Entries from a visual dataset:
########################################

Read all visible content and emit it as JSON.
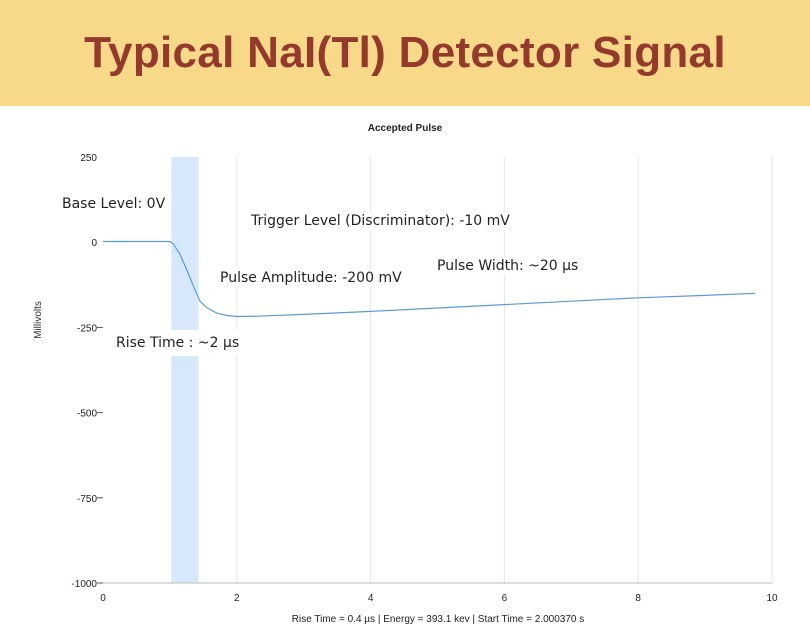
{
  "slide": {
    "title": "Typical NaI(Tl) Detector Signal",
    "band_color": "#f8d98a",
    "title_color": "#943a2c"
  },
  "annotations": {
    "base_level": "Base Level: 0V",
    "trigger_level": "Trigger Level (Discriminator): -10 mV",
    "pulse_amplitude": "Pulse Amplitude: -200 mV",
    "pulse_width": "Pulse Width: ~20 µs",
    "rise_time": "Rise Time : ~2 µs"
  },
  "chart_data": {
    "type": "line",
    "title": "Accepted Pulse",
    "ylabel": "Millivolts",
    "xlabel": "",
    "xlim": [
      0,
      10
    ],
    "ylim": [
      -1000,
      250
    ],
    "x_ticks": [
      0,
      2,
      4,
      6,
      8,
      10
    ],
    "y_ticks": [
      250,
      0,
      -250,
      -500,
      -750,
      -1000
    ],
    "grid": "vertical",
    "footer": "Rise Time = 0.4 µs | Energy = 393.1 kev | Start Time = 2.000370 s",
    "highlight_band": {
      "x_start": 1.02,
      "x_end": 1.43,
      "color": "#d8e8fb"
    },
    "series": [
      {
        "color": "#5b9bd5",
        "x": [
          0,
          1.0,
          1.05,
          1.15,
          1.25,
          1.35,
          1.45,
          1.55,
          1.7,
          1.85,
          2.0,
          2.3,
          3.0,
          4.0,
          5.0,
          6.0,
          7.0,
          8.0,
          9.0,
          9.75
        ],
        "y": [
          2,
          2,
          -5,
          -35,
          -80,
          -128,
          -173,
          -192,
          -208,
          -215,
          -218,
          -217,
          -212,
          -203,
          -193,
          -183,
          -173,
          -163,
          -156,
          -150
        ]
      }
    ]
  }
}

########################################

Drop the pictures and reproduce the rest of the entries above exactly.

- **Solution to the exercise**:
Read all visible content and emit it as JSON.
{
  "slide": {
    "title": "Typical NaI(Tl) Detector Signal",
    "band_color": "#f8d98a",
    "title_color": "#943a2c"
  },
  "annotations": {
    "base_level": "Base Level: 0V",
    "trigger_level": "Trigger Level (Discriminator): -10 mV",
    "pulse_amplitude": "Pulse Amplitude: -200 mV",
    "pulse_width": "Pulse Width: ~20 µs",
    "rise_time": "Rise Time : ~2 µs"
  },
  "chart_data": {
    "type": "line",
    "title": "Accepted Pulse",
    "ylabel": "Millivolts",
    "xlabel": "",
    "xlim": [
      0,
      10
    ],
    "ylim": [
      -1000,
      250
    ],
    "x_ticks": [
      0,
      2,
      4,
      6,
      8,
      10
    ],
    "y_ticks": [
      250,
      0,
      -250,
      -500,
      -750,
      -1000
    ],
    "grid": "vertical",
    "footer": "Rise Time = 0.4 µs | Energy = 393.1 kev | Start Time = 2.000370 s",
    "highlight_band": {
      "x_start": 1.02,
      "x_end": 1.43,
      "color": "#d8e8fb"
    },
    "series": [
      {
        "color": "#5b9bd5",
        "x": [
          0,
          1.0,
          1.05,
          1.15,
          1.25,
          1.35,
          1.45,
          1.55,
          1.7,
          1.85,
          2.0,
          2.3,
          3.0,
          4.0,
          5.0,
          6.0,
          7.0,
          8.0,
          9.0,
          9.75
        ],
        "y": [
          2,
          2,
          -5,
          -35,
          -80,
          -128,
          -173,
          -192,
          -208,
          -215,
          -218,
          -217,
          -212,
          -203,
          -193,
          -183,
          -173,
          -163,
          -156,
          -150
        ]
      }
    ]
  }
}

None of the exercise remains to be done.